(begin)
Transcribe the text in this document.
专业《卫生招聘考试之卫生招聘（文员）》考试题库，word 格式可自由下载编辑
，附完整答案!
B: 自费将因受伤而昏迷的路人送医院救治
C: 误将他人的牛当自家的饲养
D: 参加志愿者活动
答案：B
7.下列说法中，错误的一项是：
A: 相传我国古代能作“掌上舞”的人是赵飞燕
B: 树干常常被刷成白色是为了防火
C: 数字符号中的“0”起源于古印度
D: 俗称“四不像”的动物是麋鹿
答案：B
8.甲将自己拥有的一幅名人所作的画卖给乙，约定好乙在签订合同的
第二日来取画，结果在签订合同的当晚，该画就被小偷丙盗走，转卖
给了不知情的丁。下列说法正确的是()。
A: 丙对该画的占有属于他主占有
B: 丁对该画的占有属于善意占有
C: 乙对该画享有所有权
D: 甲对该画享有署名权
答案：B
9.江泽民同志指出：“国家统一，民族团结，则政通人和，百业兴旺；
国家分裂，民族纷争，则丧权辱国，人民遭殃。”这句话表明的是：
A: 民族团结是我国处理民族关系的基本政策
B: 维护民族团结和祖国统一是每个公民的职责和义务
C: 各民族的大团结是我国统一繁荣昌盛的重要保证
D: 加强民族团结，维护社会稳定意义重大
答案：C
(end)
Your task is to quote all of the data word for word.

- **EXPECTED ANSWER**:
Transcribe the text in this document.
专业《卫生招聘考试之卫生招聘（文员）》考试题库，word 格式可自由下载编辑
，附完整答案!
B: 自费将因受伤而昏迷的路人送医院救治
C: 误将他人的牛当自家的饲养
D: 参加志愿者活动
答案：B
7.下列说法中，错误的一项是：
A: 相传我国古代能作“掌上舞”的人是赵飞燕
B: 树干常常被刷成白色是为了防火
C: 数字符号中的“0”起源于古印度
D: 俗称“四不像”的动物是麋鹿
答案：B
8.甲将自己拥有的一幅名人所作的画卖给乙，约定好乙在签订合同的
第二日来取画，结果在签订合同的当晚，该画就被小偷丙盗走，转卖
给了不知情的丁。下列说法正确的是()。
A: 丙对该画的占有属于他主占有
B: 丁对该画的占有属于善意占有
C: 乙对该画享有所有权
D: 甲对该画享有署名权
答案：B
9.江泽民同志指出：“国家统一，民族团结，则政通人和，百业兴旺；
国家分裂，民族纷争，则丧权辱国，人民遭殃。”这句话表明的是：
A: 民族团结是我国处理民族关系的基本政策
B: 维护民族团结和祖国统一是每个公民的职责和义务
C: 各民族的大团结是我国统一繁荣昌盛的重要保证
D: 加强民族团结，维护社会稳定意义重大
答案：C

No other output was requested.